# START OF Data listing
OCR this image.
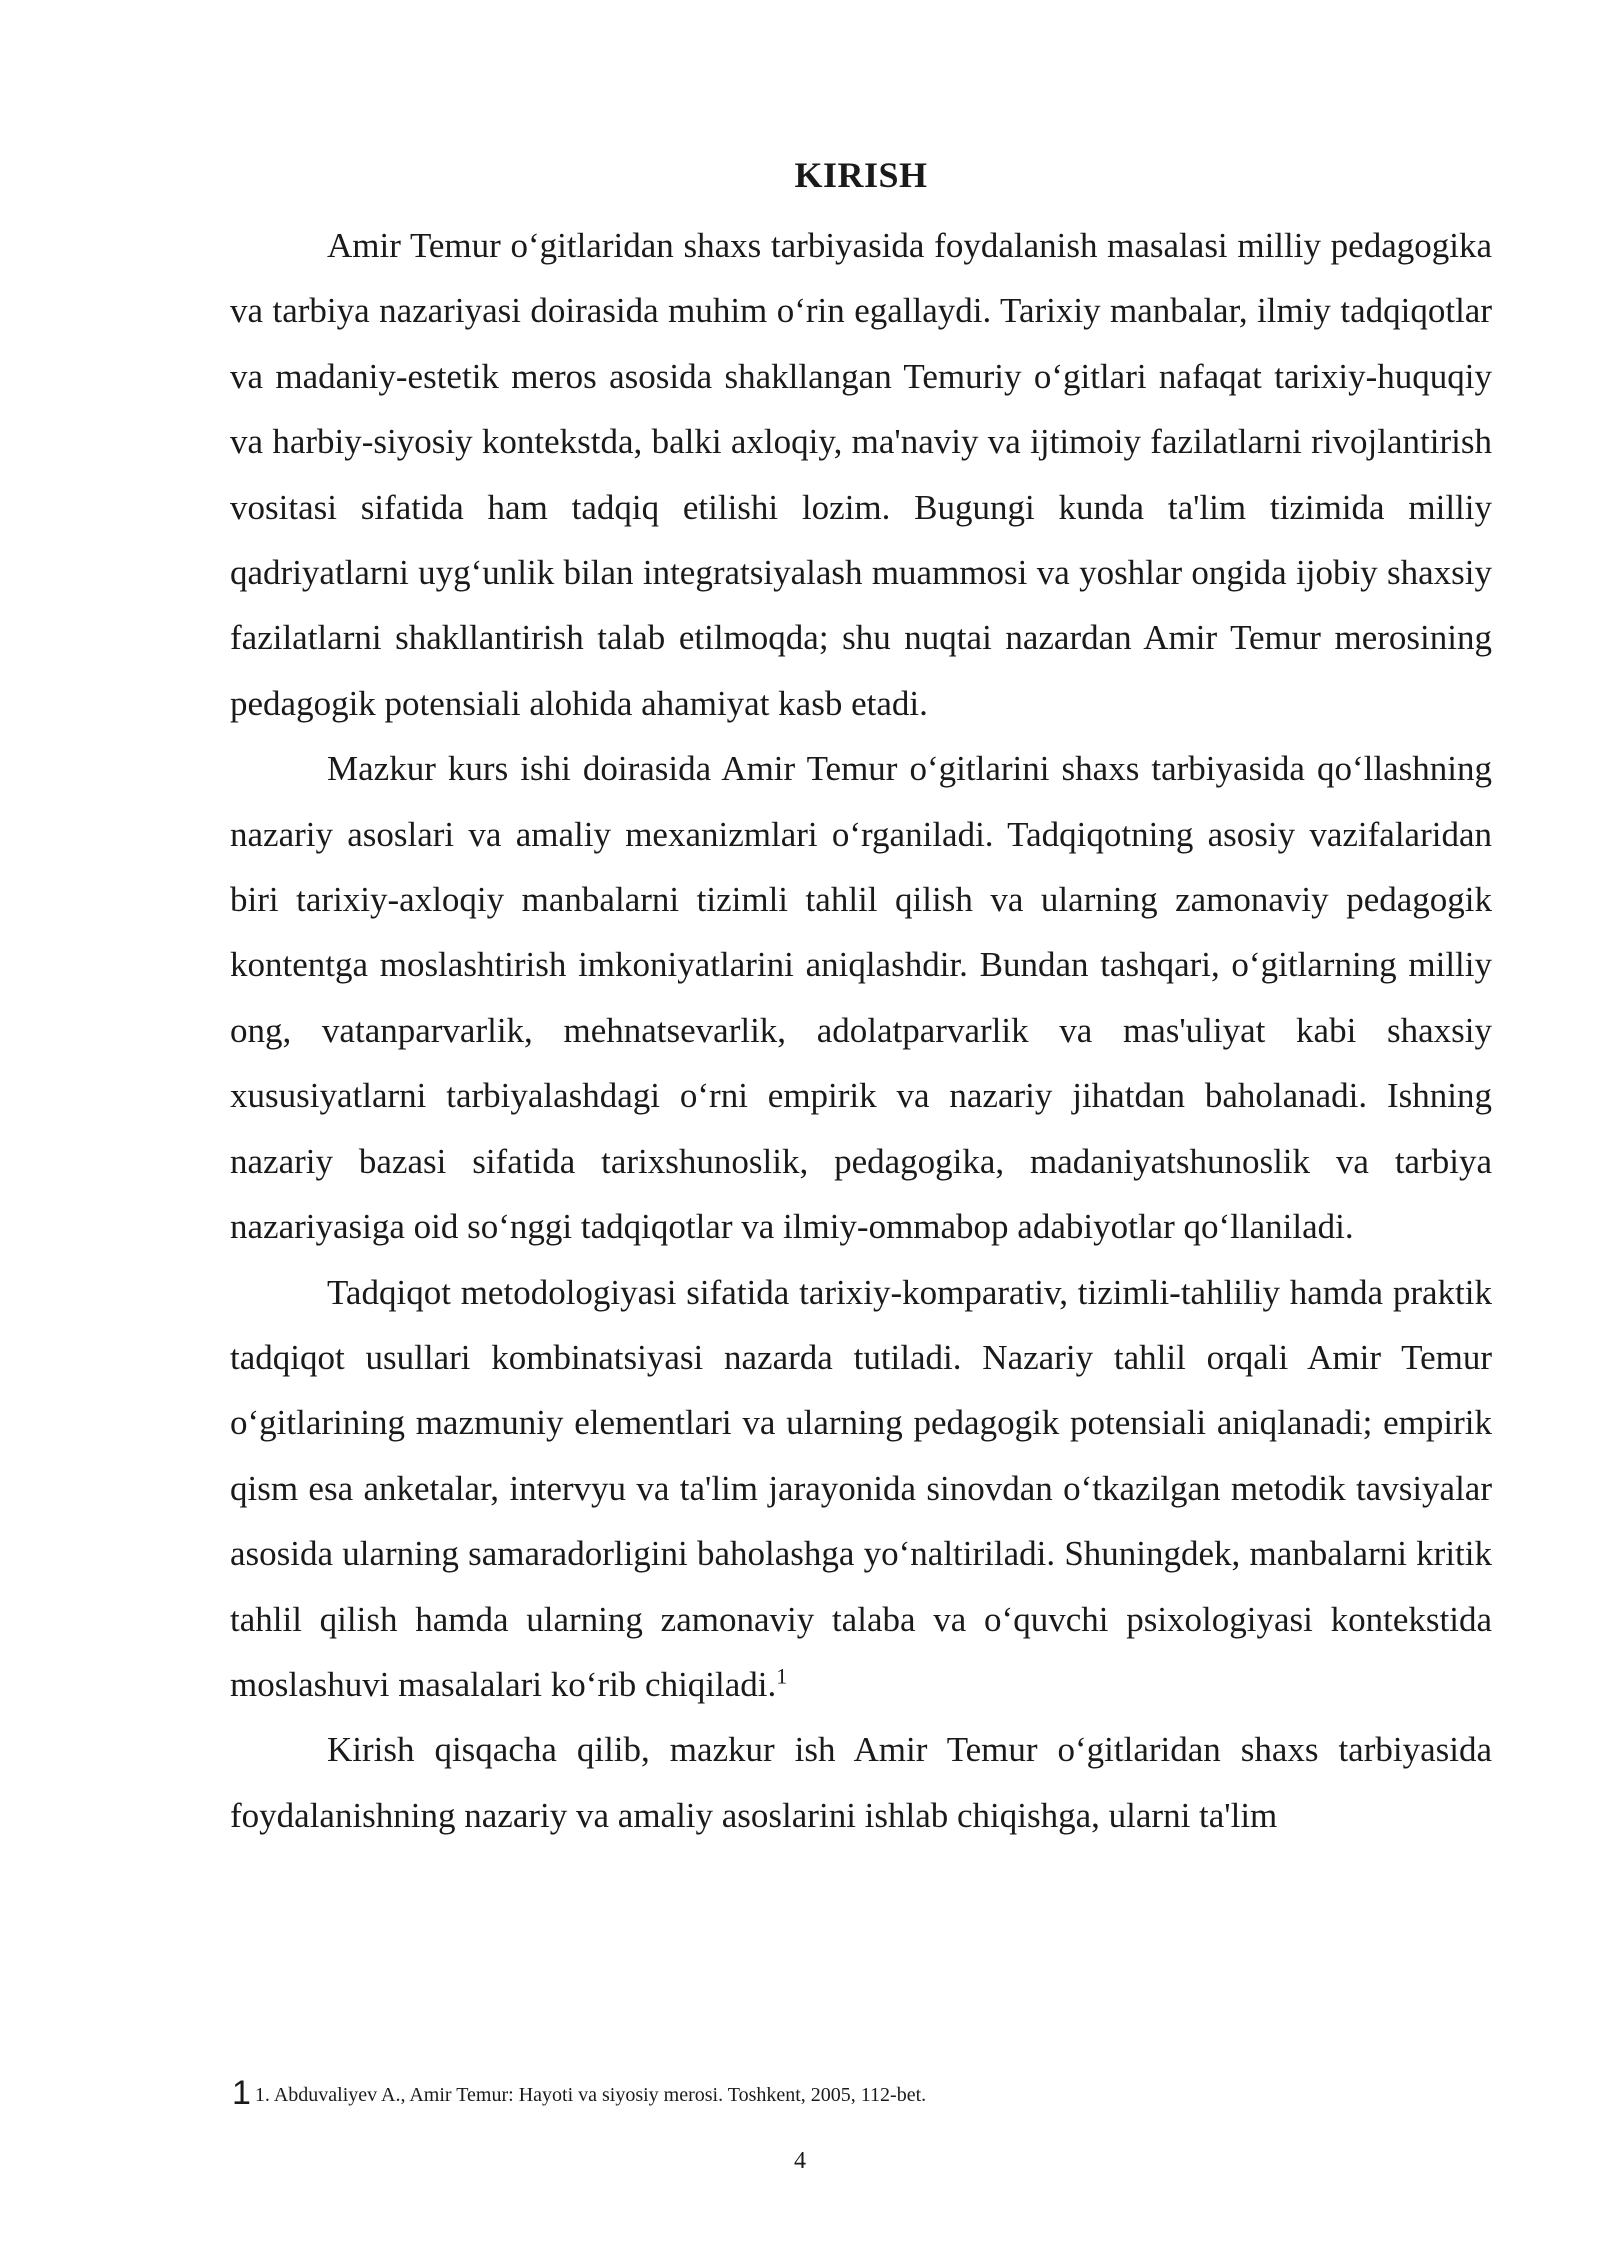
KIRISH

Amir Temur o‘gitlaridan shaxs tarbiyasida foydalanish masalasi milliy pedagogika va tarbiya nazariyasi doirasida muhim o‘rin egallaydi. Tarixiy manbalar, ilmiy tadqiqotlar va madaniy-estetik meros asosida shakllangan Temuriy o‘gitlari nafaqat tarixiy-huquqiy va harbiy-siyosiy kontekstda, balki axloqiy, ma'naviy va ijtimoiy fazilatlarni rivojlantirish vositasi sifatida ham tadqiq etilishi lozim. Bugungi kunda ta'lim tizimida milliy qadriyatlarni uyg‘unlik bilan integratsiyalash muammosi va yoshlar ongida ijobiy shaxsiy fazilatlarni shakllantirish talab etilmoqda; shu nuqtai nazardan Amir Temur merosining pedagogik potensiali alohida ahamiyat kasb etadi.

Mazkur kurs ishi doirasida Amir Temur o‘gitlarini shaxs tarbiyasida qo‘llashning nazariy asoslari va amaliy mexanizmlari o‘rganiladi. Tadqiqotning asosiy vazifalaridan biri tarixiy-axloqiy manbalarni tizimli tahlil qilish va ularning zamonaviy pedagogik kontentga moslashtirish imkoniyatlarini aniqlashdir. Bundan tashqari, o‘gitlarning milliy ong, vatanparvarlik, mehnatsevarlik, adolatparvarlik va mas'uliyat kabi shaxsiy xususiyatlarni tarbiyalashdagi o‘rni empirik va nazariy jihatdan baholanadi. Ishning nazariy bazasi sifatida tarixshunoslik, pedagogika, madaniyatshunoslik va tarbiya nazariyasiga oid so‘nggi tadqiqotlar va ilmiy-ommabop adabiyotlar qo‘llaniladi.

Tadqiqot metodologiyasi sifatida tarixiy-komparativ, tizimli-tahliliy hamda praktik tadqiqot usullari kombinatsiyasi nazarda tutiladi. Nazariy tahlil orqali Amir Temur o‘gitlarining mazmuniy elementlari va ularning pedagogik potensiali aniqlanadi; empirik qism esa anketalar, intervyu va ta'lim jarayonida sinovdan o‘tkazilgan metodik tavsiyalar asosida ularning samaradorligini baholashga yo‘naltiriladi. Shuningdek, manbalarni kritik tahlil qilish hamda ularning zamonaviy talaba va o‘quvchi psixologiyasi kontekstida moslashuvi masalalari ko‘rib chiqiladi.$^1$

Kirish qisqacha qilib, mazkur ish Amir Temur o‘gitlaridan shaxs tarbiyasida foydalanishning nazariy va amaliy asoslarini ishlab chiqishga, ularni ta'lim

1 1. Abduvaliyev A., Amir Temur: Hayoti va siyosiy merosi. Toshkent, 2005, 112-bet.
4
# END OF Data listing
## Written exercise
Reproduce every line above as written, skipping pictures.

## Exercise output
OCR this image.
KIRISH

Amir Temur o‘gitlaridan shaxs tarbiyasida foydalanish masalasi milliy pedagogika va tarbiya nazariyasi doirasida muhim o‘rin egallaydi. Tarixiy manbalar, ilmiy tadqiqotlar va madaniy-estetik meros asosida shakllangan Temuriy o‘gitlari nafaqat tarixiy-huquqiy va harbiy-siyosiy kontekstda, balki axloqiy, ma'naviy va ijtimoiy fazilatlarni rivojlantirish vositasi sifatida ham tadqiq etilishi lozim. Bugungi kunda ta'lim tizimida milliy qadriyatlarni uyg‘unlik bilan integratsiyalash muammosi va yoshlar ongida ijobiy shaxsiy fazilatlarni shakllantirish talab etilmoqda; shu nuqtai nazardan Amir Temur merosining pedagogik potensiali alohida ahamiyat kasb etadi.

Mazkur kurs ishi doirasida Amir Temur o‘gitlarini shaxs tarbiyasida qo‘llashning nazariy asoslari va amaliy mexanizmlari o‘rganiladi. Tadqiqotning asosiy vazifalaridan biri tarixiy-axloqiy manbalarni tizimli tahlil qilish va ularning zamonaviy pedagogik kontentga moslashtirish imkoniyatlarini aniqlashdir. Bundan tashqari, o‘gitlarning milliy ong, vatanparvarlik, mehnatsevarlik, adolatparvarlik va mas'uliyat kabi shaxsiy xususiyatlarni tarbiyalashdagi o‘rni empirik va nazariy jihatdan baholanadi. Ishning nazariy bazasi sifatida tarixshunoslik, pedagogika, madaniyatshunoslik va tarbiya nazariyasiga oid so‘nggi tadqiqotlar va ilmiy-ommabop adabiyotlar qo‘llaniladi.

Tadqiqot metodologiyasi sifatida tarixiy-komparativ, tizimli-tahliliy hamda praktik tadqiqot usullari kombinatsiyasi nazarda tutiladi. Nazariy tahlil orqali Amir Temur o‘gitlarining mazmuniy elementlari va ularning pedagogik potensiali aniqlanadi; empirik qism esa anketalar, intervyu va ta'lim jarayonida sinovdan o‘tkazilgan metodik tavsiyalar asosida ularning samaradorligini baholashga yo‘naltiriladi. Shuningdek, manbalarni kritik tahlil qilish hamda ularning zamonaviy talaba va o‘quvchi psixologiyasi kontekstida moslashuvi masalalari ko‘rib chiqiladi.$^1$

Kirish qisqacha qilib, mazkur ish Amir Temur o‘gitlaridan shaxs tarbiyasida foydalanishning nazariy va amaliy asoslarini ishlab chiqishga, ularni ta'lim

1 1. Abduvaliyev A., Amir Temur: Hayoti va siyosiy merosi. Toshkent, 2005, 112-bet.
4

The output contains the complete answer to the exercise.